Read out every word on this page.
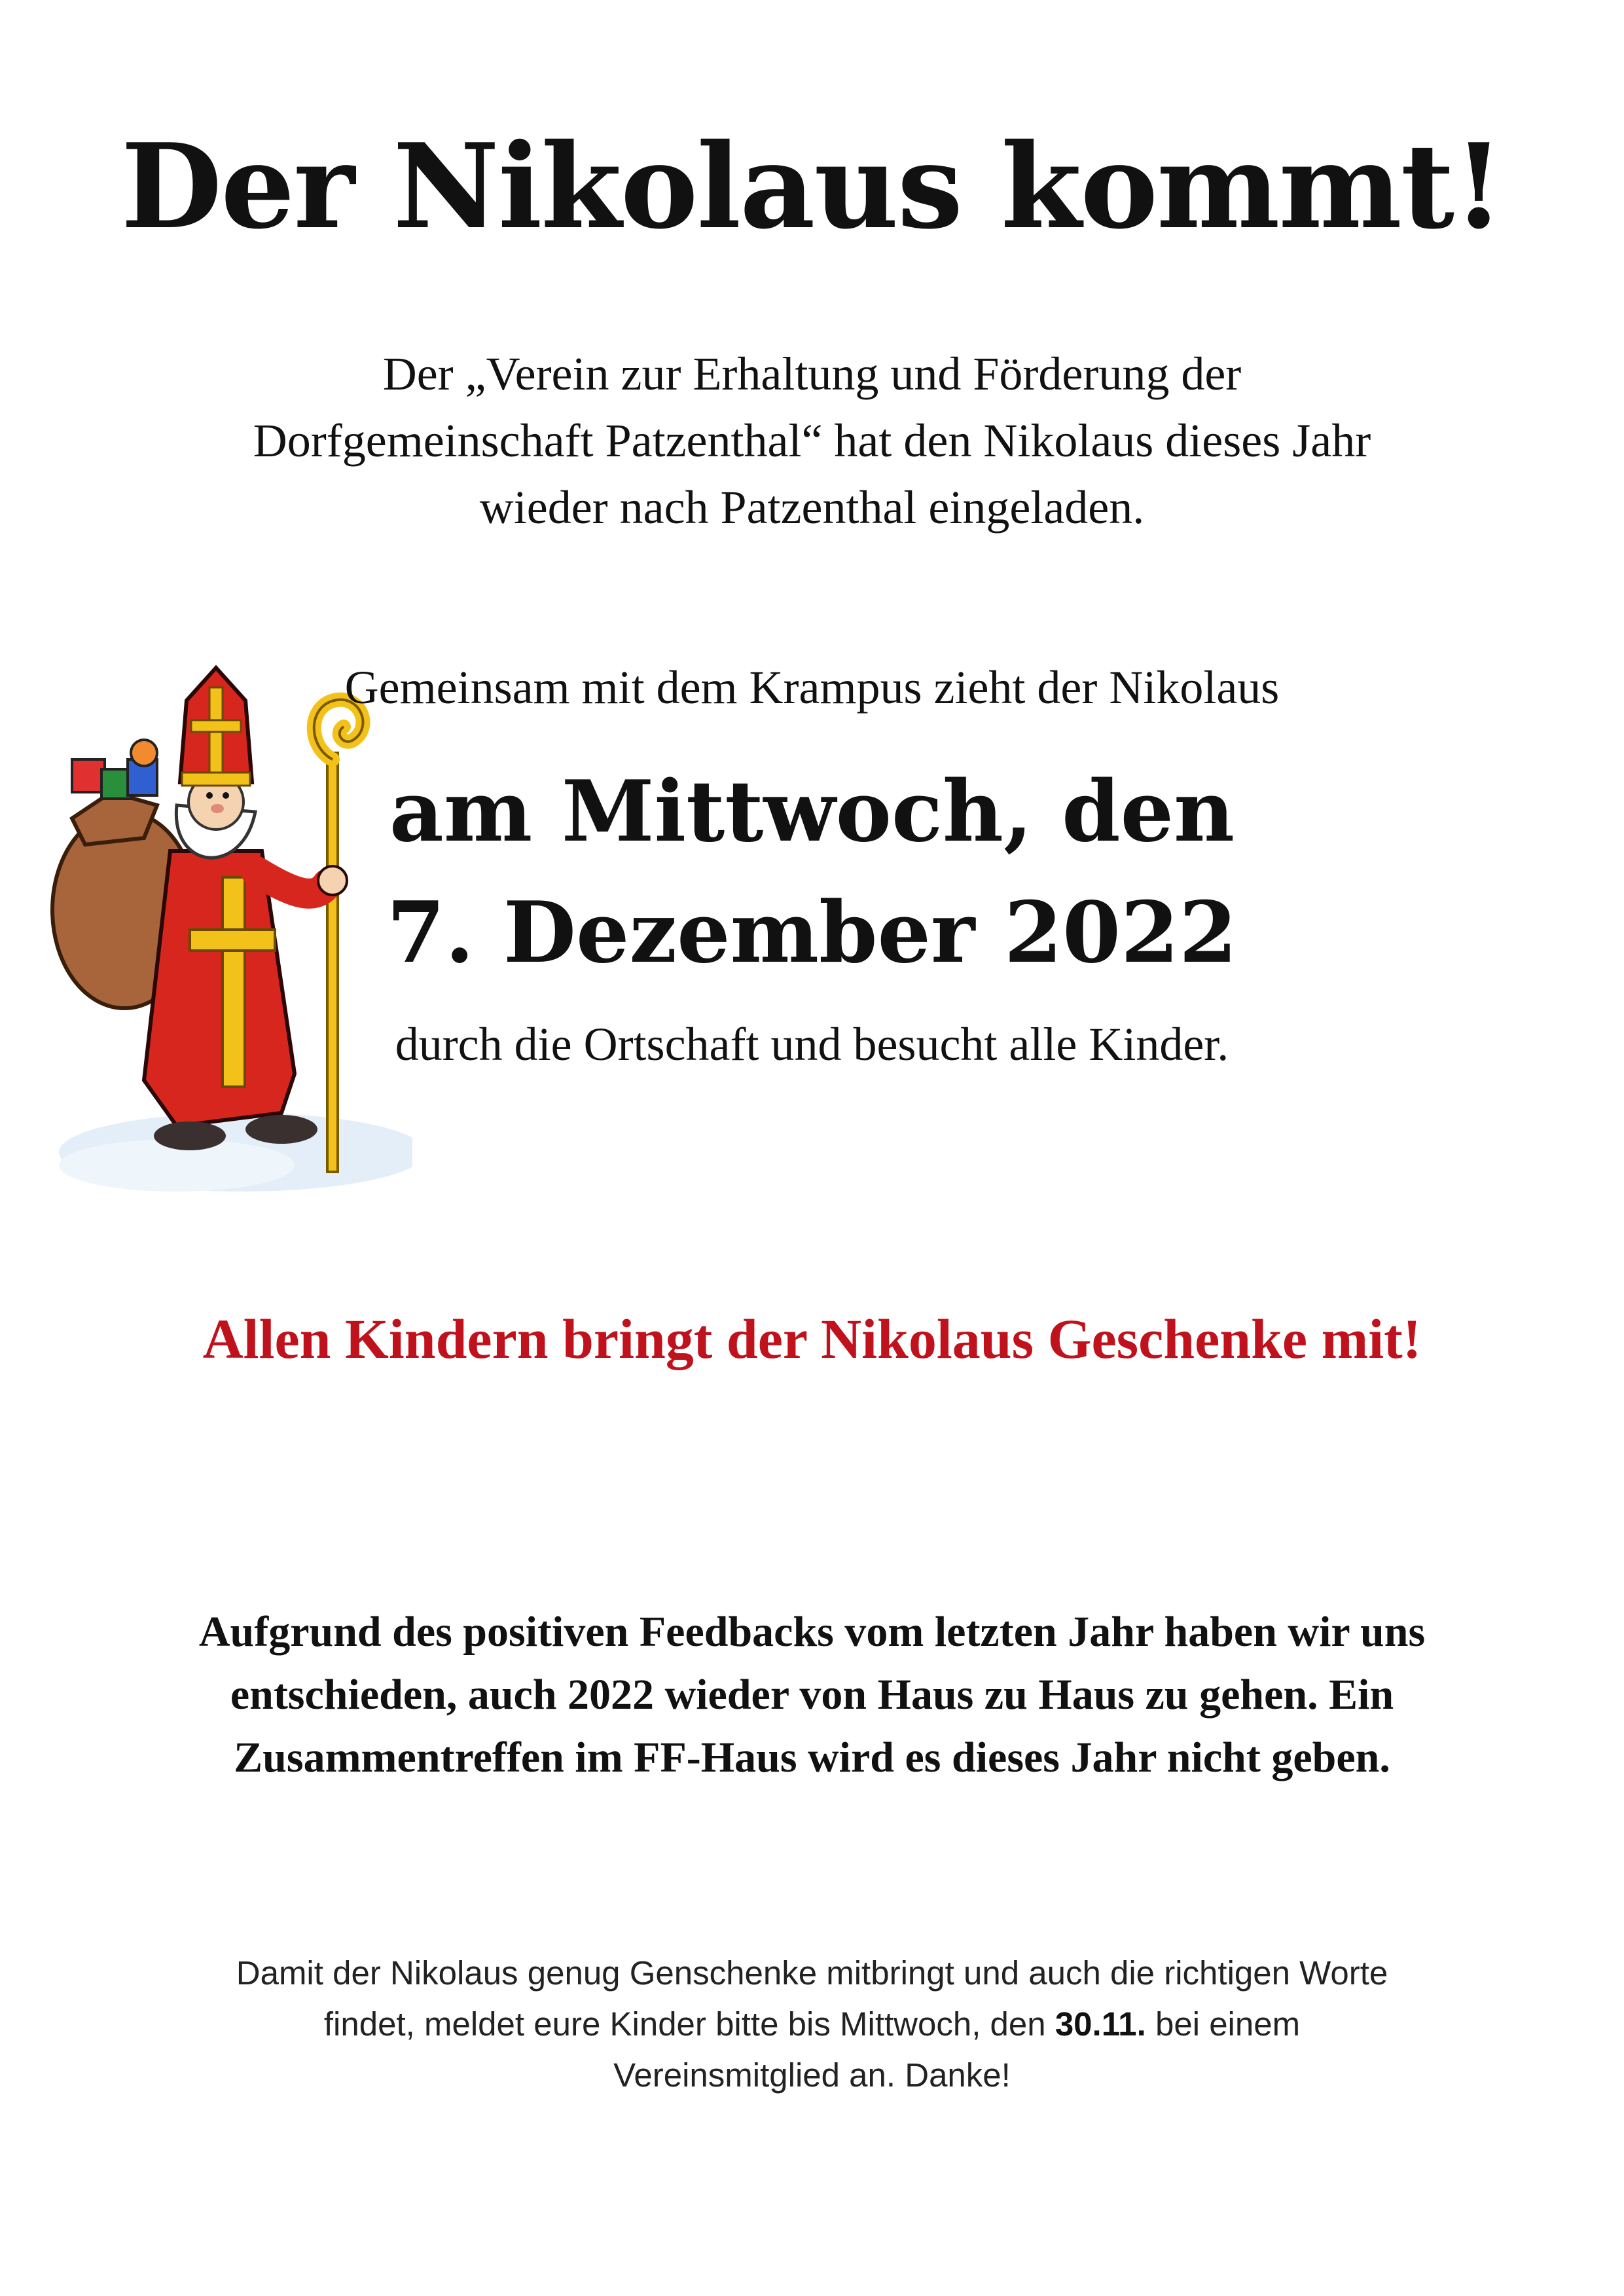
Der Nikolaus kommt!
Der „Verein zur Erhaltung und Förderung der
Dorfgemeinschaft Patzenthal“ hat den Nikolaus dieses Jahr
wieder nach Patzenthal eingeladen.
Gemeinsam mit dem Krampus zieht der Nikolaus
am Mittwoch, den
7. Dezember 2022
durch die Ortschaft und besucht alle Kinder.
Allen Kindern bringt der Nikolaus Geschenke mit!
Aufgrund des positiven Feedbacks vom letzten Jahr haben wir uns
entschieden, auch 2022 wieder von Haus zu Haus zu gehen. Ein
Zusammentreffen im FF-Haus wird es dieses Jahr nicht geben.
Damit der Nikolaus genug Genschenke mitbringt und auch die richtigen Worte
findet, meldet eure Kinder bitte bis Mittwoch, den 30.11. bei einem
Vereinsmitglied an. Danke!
====================
OBJECTIVE:
All of the material above should be reproduced exactly, except the pictures.

OUTPUT FOR THIS EXERCISE:
Read out every word on this page.
Der Nikolaus kommt!
Der „Verein zur Erhaltung und Förderung der
Dorfgemeinschaft Patzenthal“ hat den Nikolaus dieses Jahr
wieder nach Patzenthal eingeladen.
Gemeinsam mit dem Krampus zieht der Nikolaus
am Mittwoch, den
7. Dezember 2022
durch die Ortschaft und besucht alle Kinder.
Allen Kindern bringt der Nikolaus Geschenke mit!
Aufgrund des positiven Feedbacks vom letzten Jahr haben wir uns
entschieden, auch 2022 wieder von Haus zu Haus zu gehen. Ein
Zusammentreffen im FF-Haus wird es dieses Jahr nicht geben.
Damit der Nikolaus genug Genschenke mitbringt und auch die richtigen Worte
findet, meldet eure Kinder bitte bis Mittwoch, den 30.11. bei einem
Vereinsmitglied an. Danke!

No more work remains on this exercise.